• **所给文本**
________________________________________

眼针是由彭静山教授首创的微针疗法，具有取穴少，起效快等特点，临床应用能够明显的提高IS患者的临床疗效，本人通过数据挖掘发现，眼针临床应用文献中，中风相关文献占比高达47.02%，且总有效率能达到90%以上^［2］。脑缺血后血流的再灌注可引发多种分子级联反应，加剧脑损伤，而CIRI最直接的原因是脑内血液循环的急剧减少，导致氧和能量供给不足，因此，如何快速有效的建立侧枝循环，挽救缺血半暗带区域濒死的神经元将至关重要，侧枝循环的快速建立可以减少脑梗死体积，与IS的临床预后密切相关^［3］。脑梗死发生后，及时促进新生血管的形成是改善侧枝支循环的关键途径之一，血管新生属于三级侧枝循环的一种，是IS神经功能修复的重要基础，被认为是现代医学研究卒中治疗的新型靶标之一^［4］。血管内皮生长因子（VEGF）是一种促进血管内皮细胞生长的高度特异性的有丝分裂原，在IS血管新生中发挥关键作用，能够促进血管内皮细胞的增值、迁移和分化，引导缺血区域的血管新生^［5］。低氧诱导因子-1α（HIF-1α）是缺氧条件下广泛存在于脑组织中的一种转录因子，能够快速的应答缺氧应激，并可直接作用于VEGF，促进血管新生^［6］。有研究显示，针刺能够促进VEGF的表达，凭借促进缺血半暗带区血管新生，降低CIRI模型大鼠脑梗死体积，改善神经功能损伤^［7］。而相关研究亦表明，针刺干预能凭借HIF-1α/VEGF-A信号轴促进血管新生，通过建立三级侧枝循环的方式改善CIRI^［8］；上调METTL3介导的m⁶A甲基化修饰，能够促进由VEGF-A介导的血管新生^［9-11］。

本团队前期亦发现，眼针能够促进CIRI模型大鼠皮层脑组织缺血半暗带区域血管新生，但是否与上调HIF-1α/VEGF-A信号轴及m⁶A甲基化修饰程度有关，还不得而知，因此，本研究通过眼针治疗后，观察CIRI模型大鼠神经功能改善，及缺血侧脑皮层组织血管新生的情况，并检测m⁶A甲基化修饰水平，拟基于METTL3介导的m⁶A甲基化修饰，上调HIF-1α/VEGF-A信号轴，促血管新生的角度，探究眼针改善CIRI模型大鼠神经功能缺损的作用机制，为眼针治疗IS的临床应用提供基础实验依据。

________________________________________

• **运用信息**
**A)** 根据这段关于眼针的文字，列出本研究在眼针治疗后要观察和检测的全部内容。
**B)** 从这段关于眼针的文字的最后一句之后接着续写。

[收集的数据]
________________________________________

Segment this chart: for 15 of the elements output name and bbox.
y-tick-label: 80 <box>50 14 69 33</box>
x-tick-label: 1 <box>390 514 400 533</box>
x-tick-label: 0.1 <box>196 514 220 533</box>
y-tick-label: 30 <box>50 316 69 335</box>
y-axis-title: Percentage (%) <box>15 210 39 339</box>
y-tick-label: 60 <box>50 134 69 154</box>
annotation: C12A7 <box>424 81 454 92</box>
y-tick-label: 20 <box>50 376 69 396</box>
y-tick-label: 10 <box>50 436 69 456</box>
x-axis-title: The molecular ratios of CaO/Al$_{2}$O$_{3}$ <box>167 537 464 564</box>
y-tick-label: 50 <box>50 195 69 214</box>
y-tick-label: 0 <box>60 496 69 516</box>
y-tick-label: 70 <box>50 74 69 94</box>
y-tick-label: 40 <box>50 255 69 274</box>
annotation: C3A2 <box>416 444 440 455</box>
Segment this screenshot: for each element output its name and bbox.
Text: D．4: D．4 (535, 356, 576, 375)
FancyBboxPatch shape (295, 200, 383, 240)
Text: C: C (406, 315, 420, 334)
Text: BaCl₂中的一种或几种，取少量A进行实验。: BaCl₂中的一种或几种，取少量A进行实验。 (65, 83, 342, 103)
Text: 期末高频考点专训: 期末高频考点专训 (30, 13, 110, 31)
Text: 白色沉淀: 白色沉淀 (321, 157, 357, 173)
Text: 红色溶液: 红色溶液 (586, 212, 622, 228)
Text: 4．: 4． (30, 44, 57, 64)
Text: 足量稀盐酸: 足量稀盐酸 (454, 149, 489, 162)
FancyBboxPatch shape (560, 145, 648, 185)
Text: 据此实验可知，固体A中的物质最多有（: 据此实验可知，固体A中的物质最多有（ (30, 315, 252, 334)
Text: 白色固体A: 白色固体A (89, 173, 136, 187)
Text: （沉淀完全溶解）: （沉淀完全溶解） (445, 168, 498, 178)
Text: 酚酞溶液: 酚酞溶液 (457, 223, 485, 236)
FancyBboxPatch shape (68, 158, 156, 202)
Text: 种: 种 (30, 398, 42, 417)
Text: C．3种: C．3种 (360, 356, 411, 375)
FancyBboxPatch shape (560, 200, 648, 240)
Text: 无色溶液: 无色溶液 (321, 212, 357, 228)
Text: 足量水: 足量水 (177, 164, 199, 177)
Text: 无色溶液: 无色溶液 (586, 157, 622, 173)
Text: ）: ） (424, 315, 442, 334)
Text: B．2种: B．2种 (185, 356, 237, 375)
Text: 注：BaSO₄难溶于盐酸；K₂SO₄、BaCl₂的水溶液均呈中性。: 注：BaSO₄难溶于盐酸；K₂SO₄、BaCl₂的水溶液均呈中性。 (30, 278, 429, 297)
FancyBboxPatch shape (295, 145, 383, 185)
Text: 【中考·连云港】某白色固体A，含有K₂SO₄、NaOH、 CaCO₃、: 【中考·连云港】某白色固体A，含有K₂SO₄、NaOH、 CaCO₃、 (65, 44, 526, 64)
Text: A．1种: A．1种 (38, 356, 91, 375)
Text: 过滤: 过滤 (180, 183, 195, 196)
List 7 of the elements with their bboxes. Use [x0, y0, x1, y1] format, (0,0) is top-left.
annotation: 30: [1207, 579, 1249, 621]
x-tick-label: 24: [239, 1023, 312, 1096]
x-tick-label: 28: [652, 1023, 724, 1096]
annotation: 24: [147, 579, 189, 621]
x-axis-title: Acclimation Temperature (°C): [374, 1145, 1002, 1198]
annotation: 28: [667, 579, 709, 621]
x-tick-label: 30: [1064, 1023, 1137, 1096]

________________________________________

• **练习结果**
**A)**
- CIRI模型大鼠神经功能的改善
- 缺血侧脑皮层组织血管新生的情况
- m⁶A甲基化修饰水平

**B)**
1 材料和方法

1.1 实验动物及分组

成年健康雄性SD大鼠50只，购于锦州医科大学动物实验中心（SPF级，许可证编号： SCXK［辽］2017-0003），体质量260±20 g，适应性饲养1周，室温20±2 ℃，相对湿度约45%，12 h昼夜交替。随机分为空白组（blank）、假手术组（sham）、模型组（model）、眼针组（eye acupuncture）及激动剂组（agonist），n=10。遵照《关于善待实验动物的指导性意见》相关内容使用动物及伦理学规定并通过锦州医科大学伦理审批（伦理批号：2019007）。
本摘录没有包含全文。